SUPPLIED MATERIAL ->
[START]
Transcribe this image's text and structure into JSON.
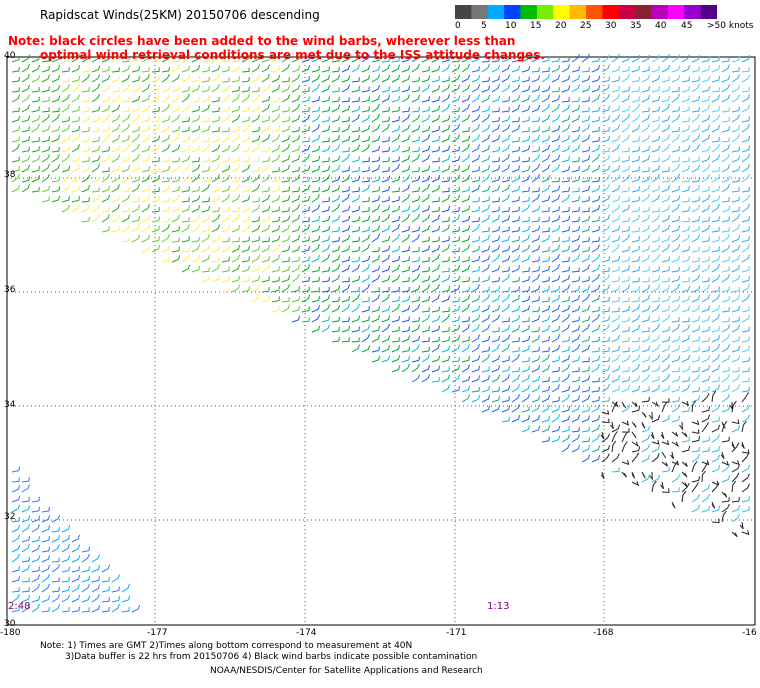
{
  "title": "Rapidscat Winds(25KM) 20150706 descending",
  "note_line1": "Note: black circles have been added to the wind barbs, wherever less than",
  "note_line2": "optimal wind retrieval conditions are met due to the ISS attitude changes.",
  "colorbar": {
    "labels": [
      "0",
      "5",
      "10",
      "15",
      "20",
      "25",
      "30",
      "35",
      "40",
      "45",
      ">50 knots"
    ],
    "colors": [
      "#454545",
      "#777777",
      "#00aaff",
      "#0044ff",
      "#00bb00",
      "#77ee00",
      "#ffff00",
      "#ffbb00",
      "#ff5500",
      "#ff0000",
      "#cc0044",
      "#882233",
      "#bb00bb",
      "#ff00ff",
      "#9900cc",
      "#550088"
    ]
  },
  "lat_labels": [
    "40",
    "38",
    "36",
    "34",
    "32",
    "30"
  ],
  "lon_labels": [
    "-180",
    "-177",
    "-174",
    "-171",
    "-168",
    "-16"
  ],
  "time_labels": [
    "2:48",
    "1:13"
  ],
  "footnote1": "Note: 1) Times are GMT 2)Times along bottom correspond to measurement at 40N",
  "footnote2": "3)Data buffer is 22 hrs from 20150706 4) Black wind barbs indicate possible contamination",
  "credit": "NOAA/NESDIS/Center for Satellite Applications and Research"
}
[END]
Output every entry verbatim. Pictures do not belong in the copy.

EXERCISE ANSWER ->
Transcribe this image's text and structure into JSON.
{
  "title": "Rapidscat Winds(25KM) 20150706 descending",
  "note_line1": "Note: black circles have been added to the wind barbs, wherever less than",
  "note_line2": "optimal wind retrieval conditions are met due to the ISS attitude changes.",
  "colorbar": {
    "labels": [
      "0",
      "5",
      "10",
      "15",
      "20",
      "25",
      "30",
      "35",
      "40",
      "45",
      ">50 knots"
    ],
    "colors": [
      "#454545",
      "#777777",
      "#00aaff",
      "#0044ff",
      "#00bb00",
      "#77ee00",
      "#ffff00",
      "#ffbb00",
      "#ff5500",
      "#ff0000",
      "#cc0044",
      "#882233",
      "#bb00bb",
      "#ff00ff",
      "#9900cc",
      "#550088"
    ]
  },
  "lat_labels": [
    "40",
    "38",
    "36",
    "34",
    "32",
    "30"
  ],
  "lon_labels": [
    "-180",
    "-177",
    "-174",
    "-171",
    "-168",
    "-16"
  ],
  "time_labels": [
    "2:48",
    "1:13"
  ],
  "footnote1": "Note: 1) Times are GMT 2)Times along bottom correspond to measurement at 40N",
  "footnote2": "3)Data buffer is 22 hrs from 20150706 4) Black wind barbs indicate possible contamination",
  "credit": "NOAA/NESDIS/Center for Satellite Applications and Research"
}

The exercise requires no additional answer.